▸ **TO BE DONE**: Starting from the line containing "Read this page and output its text content.", write out every remaining line exactly, the last one included.

▸ **EXTRACTED ENTRIES**:

..............................

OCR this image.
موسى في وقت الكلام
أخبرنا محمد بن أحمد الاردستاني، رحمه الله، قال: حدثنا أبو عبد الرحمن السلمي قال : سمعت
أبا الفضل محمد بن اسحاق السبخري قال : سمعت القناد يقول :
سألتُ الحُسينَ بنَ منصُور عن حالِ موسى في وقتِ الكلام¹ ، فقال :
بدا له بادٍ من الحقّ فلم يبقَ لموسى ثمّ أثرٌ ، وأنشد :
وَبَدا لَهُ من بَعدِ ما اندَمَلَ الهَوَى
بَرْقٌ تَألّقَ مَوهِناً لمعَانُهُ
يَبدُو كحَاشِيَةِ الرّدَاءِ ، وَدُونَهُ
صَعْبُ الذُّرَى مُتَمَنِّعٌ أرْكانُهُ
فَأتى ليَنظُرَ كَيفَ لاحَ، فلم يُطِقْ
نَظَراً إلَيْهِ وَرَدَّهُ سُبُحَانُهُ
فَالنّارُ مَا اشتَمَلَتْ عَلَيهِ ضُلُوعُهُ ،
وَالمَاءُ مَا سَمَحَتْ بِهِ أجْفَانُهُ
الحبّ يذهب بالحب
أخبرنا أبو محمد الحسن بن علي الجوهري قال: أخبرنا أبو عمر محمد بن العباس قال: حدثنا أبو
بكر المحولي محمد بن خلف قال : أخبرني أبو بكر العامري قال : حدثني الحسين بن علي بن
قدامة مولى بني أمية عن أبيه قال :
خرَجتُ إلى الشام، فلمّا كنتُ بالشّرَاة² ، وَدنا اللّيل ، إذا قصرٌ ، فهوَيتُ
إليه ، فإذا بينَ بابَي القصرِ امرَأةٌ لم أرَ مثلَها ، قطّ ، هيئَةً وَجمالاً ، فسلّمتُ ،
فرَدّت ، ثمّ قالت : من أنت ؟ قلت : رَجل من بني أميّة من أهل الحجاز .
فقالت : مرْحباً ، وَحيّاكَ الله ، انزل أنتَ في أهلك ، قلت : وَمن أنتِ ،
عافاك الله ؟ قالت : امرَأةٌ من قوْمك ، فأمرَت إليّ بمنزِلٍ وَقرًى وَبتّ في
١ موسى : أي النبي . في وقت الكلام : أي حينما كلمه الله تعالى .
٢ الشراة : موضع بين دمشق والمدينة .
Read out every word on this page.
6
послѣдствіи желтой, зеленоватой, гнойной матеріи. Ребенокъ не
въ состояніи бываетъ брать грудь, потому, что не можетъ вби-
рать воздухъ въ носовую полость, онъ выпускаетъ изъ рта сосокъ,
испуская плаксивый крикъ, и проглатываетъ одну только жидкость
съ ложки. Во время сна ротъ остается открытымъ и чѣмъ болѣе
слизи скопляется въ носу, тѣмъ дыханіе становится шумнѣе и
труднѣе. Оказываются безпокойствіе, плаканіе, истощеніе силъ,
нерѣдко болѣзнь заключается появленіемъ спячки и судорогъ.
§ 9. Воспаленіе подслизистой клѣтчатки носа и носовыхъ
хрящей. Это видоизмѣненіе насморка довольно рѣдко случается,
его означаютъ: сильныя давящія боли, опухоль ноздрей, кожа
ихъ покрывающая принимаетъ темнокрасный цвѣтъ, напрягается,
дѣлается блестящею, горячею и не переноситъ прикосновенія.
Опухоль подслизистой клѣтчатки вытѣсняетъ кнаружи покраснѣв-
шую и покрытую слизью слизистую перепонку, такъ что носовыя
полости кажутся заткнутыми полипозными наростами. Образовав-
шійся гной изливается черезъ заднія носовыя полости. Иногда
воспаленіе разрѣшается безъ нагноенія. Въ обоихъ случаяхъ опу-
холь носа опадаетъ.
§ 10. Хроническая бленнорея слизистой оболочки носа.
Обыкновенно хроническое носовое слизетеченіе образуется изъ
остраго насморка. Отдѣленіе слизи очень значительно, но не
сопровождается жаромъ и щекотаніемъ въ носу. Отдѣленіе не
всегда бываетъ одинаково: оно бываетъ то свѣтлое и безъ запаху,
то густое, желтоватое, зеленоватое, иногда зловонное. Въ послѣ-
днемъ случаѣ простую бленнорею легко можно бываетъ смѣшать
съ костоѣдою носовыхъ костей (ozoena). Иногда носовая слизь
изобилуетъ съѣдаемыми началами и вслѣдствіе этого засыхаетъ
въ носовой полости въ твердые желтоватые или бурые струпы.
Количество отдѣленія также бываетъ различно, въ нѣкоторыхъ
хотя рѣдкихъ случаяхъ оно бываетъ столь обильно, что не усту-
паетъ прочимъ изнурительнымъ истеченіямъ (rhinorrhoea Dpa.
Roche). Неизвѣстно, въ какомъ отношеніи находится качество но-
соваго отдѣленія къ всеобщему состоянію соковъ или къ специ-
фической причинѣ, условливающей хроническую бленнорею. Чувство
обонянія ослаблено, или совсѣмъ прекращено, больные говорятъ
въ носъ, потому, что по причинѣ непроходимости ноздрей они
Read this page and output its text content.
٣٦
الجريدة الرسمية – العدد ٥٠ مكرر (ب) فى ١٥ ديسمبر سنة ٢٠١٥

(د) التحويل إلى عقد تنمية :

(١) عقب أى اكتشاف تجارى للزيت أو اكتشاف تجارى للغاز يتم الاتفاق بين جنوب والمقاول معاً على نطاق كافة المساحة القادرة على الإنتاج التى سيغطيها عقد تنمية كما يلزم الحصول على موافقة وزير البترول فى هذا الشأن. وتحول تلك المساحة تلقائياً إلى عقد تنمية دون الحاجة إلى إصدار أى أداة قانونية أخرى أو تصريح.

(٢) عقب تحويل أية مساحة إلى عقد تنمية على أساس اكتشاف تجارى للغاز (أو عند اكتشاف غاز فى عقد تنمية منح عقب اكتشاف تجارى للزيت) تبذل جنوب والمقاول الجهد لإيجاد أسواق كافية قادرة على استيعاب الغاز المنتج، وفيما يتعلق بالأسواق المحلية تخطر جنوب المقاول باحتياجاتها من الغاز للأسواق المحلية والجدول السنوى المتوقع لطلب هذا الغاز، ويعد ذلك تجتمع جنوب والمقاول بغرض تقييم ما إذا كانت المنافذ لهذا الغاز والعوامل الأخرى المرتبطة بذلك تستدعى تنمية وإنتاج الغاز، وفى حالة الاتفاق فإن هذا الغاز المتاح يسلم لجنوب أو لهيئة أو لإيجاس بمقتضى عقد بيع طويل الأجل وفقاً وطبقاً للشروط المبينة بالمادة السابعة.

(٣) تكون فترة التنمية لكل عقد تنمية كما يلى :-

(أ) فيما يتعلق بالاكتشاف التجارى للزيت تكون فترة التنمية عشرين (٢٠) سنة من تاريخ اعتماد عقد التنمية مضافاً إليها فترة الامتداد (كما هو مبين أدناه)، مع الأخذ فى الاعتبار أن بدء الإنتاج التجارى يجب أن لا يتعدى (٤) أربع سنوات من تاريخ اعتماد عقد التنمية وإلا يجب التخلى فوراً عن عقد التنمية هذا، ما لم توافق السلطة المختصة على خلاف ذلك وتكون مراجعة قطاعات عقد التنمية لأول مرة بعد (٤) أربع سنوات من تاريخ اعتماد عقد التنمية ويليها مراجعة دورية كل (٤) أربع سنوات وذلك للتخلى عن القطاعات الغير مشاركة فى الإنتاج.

..............................

▸ **TASK SOLUTION**:
Read this page and output its text content.
٣٦
الجريدة الرسمية – العدد ٥٠ مكرر (ب) فى ١٥ ديسمبر سنة ٢٠١٥

(د) التحويل إلى عقد تنمية :

(١) عقب أى اكتشاف تجارى للزيت أو اكتشاف تجارى للغاز يتم الاتفاق بين جنوب والمقاول معاً على نطاق كافة المساحة القادرة على الإنتاج التى سيغطيها عقد تنمية كما يلزم الحصول على موافقة وزير البترول فى هذا الشأن. وتحول تلك المساحة تلقائياً إلى عقد تنمية دون الحاجة إلى إصدار أى أداة قانونية أخرى أو تصريح.

(٢) عقب تحويل أية مساحة إلى عقد تنمية على أساس اكتشاف تجارى للغاز (أو عند اكتشاف غاز فى عقد تنمية منح عقب اكتشاف تجارى للزيت) تبذل جنوب والمقاول الجهد لإيجاد أسواق كافية قادرة على استيعاب الغاز المنتج، وفيما يتعلق بالأسواق المحلية تخطر جنوب المقاول باحتياجاتها من الغاز للأسواق المحلية والجدول السنوى المتوقع لطلب هذا الغاز، ويعد ذلك تجتمع جنوب والمقاول بغرض تقييم ما إذا كانت المنافذ لهذا الغاز والعوامل الأخرى المرتبطة بذلك تستدعى تنمية وإنتاج الغاز، وفى حالة الاتفاق فإن هذا الغاز المتاح يسلم لجنوب أو لهيئة أو لإيجاس بمقتضى عقد بيع طويل الأجل وفقاً وطبقاً للشروط المبينة بالمادة السابعة.

(٣) تكون فترة التنمية لكل عقد تنمية كما يلى :-

(أ) فيما يتعلق بالاكتشاف التجارى للزيت تكون فترة التنمية عشرين (٢٠) سنة من تاريخ اعتماد عقد التنمية مضافاً إليها فترة الامتداد (كما هو مبين أدناه)، مع الأخذ فى الاعتبار أن بدء الإنتاج التجارى يجب أن لا يتعدى (٤) أربع سنوات من تاريخ اعتماد عقد التنمية وإلا يجب التخلى فوراً عن عقد التنمية هذا، ما لم توافق السلطة المختصة على خلاف ذلك وتكون مراجعة قطاعات عقد التنمية لأول مرة بعد (٤) أربع سنوات من تاريخ اعتماد عقد التنمية ويليها مراجعة دورية كل (٤) أربع سنوات وذلك للتخلى عن القطاعات الغير مشاركة فى الإنتاج.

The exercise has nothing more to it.